* What you need to do
Reproduce the data below in full and exclude every picture.
•••••
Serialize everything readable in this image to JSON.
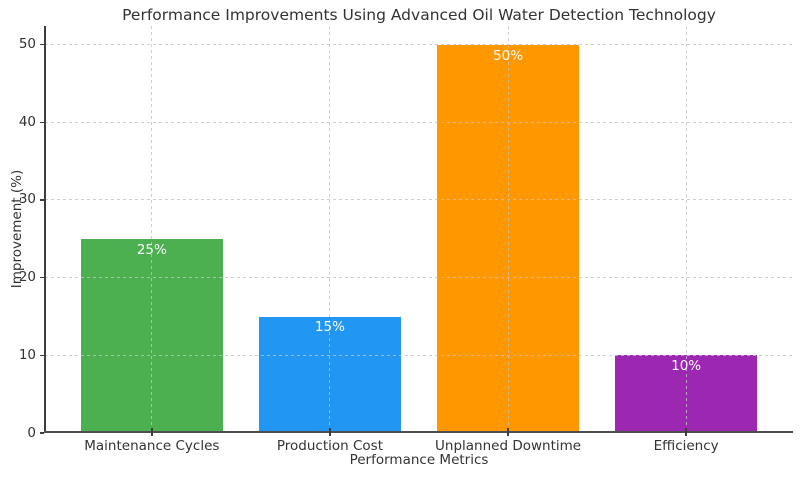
{
  "chart_data": {
    "type": "bar",
    "title": "Performance Improvements Using Advanced Oil Water Detection Technology",
    "xlabel": "Performance Metrics",
    "ylabel": "Improvement (%)",
    "categories": [
      "Maintenance Cycles",
      "Production Cost",
      "Unplanned Downtime",
      "Efficiency"
    ],
    "values": [
      25,
      15,
      50,
      10
    ],
    "bar_labels": [
      "25%",
      "15%",
      "50%",
      "10%"
    ],
    "bar_colors": [
      "#4caf50",
      "#2196f3",
      "#ff9800",
      "#9c27b0"
    ],
    "yticks": [
      0,
      10,
      20,
      30,
      40,
      50
    ],
    "ytick_labels": [
      "0",
      "10",
      "20",
      "30",
      "40",
      "50"
    ],
    "ylim": [
      0,
      52.4
    ],
    "grid": "dashed-both-axes",
    "legend_position": "none",
    "value_label_color": "#ffffff",
    "background_color": "#ffffff",
    "text_color": "#333333",
    "axis_color": "#3d3d3d",
    "grid_color": "#c3c3c3"
  }
}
•••••
* Written reply
Serialize everything readable in this image to JSON.
{
  "chart_data": {
    "type": "bar",
    "title": "Performance Improvements Using Advanced Oil Water Detection Technology",
    "xlabel": "Performance Metrics",
    "ylabel": "Improvement (%)",
    "categories": [
      "Maintenance Cycles",
      "Production Cost",
      "Unplanned Downtime",
      "Efficiency"
    ],
    "values": [
      25,
      15,
      50,
      10
    ],
    "bar_labels": [
      "25%",
      "15%",
      "50%",
      "10%"
    ],
    "bar_colors": [
      "#4caf50",
      "#2196f3",
      "#ff9800",
      "#9c27b0"
    ],
    "yticks": [
      0,
      10,
      20,
      30,
      40,
      50
    ],
    "ytick_labels": [
      "0",
      "10",
      "20",
      "30",
      "40",
      "50"
    ],
    "ylim": [
      0,
      52.4
    ],
    "grid": "dashed-both-axes",
    "legend_position": "none",
    "value_label_color": "#ffffff",
    "background_color": "#ffffff",
    "text_color": "#333333",
    "axis_color": "#3d3d3d",
    "grid_color": "#c3c3c3"
  }
}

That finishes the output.